**Your objective**
The answer is one number: how many lines in the data below hold "РАСПИСАНИЕ".
** begin **
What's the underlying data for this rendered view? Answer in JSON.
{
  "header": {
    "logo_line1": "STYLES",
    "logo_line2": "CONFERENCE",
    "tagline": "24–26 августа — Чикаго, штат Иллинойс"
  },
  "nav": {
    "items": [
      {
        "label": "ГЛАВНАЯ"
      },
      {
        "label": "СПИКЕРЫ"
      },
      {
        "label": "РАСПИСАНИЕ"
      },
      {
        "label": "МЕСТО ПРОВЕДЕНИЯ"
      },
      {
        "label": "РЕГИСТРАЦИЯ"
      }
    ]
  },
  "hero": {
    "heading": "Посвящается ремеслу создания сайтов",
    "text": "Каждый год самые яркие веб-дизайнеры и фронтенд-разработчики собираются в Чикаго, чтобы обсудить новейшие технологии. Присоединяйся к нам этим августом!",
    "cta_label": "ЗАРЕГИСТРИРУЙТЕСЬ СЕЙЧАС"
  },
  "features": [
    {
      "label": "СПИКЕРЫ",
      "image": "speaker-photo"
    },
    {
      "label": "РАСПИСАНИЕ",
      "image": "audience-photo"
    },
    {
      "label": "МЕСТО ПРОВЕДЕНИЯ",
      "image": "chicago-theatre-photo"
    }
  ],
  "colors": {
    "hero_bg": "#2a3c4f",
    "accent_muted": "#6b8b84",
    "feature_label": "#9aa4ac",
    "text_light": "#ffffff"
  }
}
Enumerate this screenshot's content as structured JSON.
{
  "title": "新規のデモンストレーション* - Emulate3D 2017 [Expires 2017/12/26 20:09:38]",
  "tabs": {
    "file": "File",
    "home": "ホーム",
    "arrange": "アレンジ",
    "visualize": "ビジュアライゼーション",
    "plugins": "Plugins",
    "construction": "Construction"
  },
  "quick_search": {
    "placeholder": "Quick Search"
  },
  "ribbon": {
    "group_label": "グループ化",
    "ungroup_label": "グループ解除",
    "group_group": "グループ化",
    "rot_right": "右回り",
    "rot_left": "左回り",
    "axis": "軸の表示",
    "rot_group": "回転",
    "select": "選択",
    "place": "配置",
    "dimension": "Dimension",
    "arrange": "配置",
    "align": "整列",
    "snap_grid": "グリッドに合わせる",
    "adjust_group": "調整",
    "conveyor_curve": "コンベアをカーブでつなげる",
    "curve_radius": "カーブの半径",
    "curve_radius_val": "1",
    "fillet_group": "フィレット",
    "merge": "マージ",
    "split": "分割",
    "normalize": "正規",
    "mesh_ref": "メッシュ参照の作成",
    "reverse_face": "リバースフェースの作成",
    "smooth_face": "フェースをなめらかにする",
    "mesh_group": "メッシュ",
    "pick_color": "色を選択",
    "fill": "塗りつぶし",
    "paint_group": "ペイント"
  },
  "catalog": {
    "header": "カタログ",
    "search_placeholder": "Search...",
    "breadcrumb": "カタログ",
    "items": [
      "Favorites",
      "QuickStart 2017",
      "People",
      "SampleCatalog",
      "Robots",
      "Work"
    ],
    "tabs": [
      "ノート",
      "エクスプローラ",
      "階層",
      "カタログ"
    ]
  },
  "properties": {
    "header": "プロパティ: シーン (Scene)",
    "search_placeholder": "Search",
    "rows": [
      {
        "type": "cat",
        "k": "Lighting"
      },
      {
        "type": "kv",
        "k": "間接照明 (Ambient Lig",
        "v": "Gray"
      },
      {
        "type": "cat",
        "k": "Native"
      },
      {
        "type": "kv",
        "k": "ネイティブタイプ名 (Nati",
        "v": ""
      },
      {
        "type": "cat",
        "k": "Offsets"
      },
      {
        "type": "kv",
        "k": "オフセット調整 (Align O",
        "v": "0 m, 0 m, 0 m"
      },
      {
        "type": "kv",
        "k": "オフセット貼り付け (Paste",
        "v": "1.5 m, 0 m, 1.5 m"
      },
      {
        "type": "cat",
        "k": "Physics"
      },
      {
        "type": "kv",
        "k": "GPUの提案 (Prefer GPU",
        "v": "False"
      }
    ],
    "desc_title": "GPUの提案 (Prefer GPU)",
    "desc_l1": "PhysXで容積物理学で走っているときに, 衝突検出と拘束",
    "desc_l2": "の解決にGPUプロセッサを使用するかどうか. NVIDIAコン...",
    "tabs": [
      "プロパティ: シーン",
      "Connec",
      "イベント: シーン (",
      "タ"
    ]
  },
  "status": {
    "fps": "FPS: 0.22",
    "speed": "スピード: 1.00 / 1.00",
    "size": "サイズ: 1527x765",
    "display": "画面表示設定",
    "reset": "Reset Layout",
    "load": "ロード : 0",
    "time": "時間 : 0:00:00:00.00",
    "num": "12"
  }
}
** end **
**Solution for this problem**
2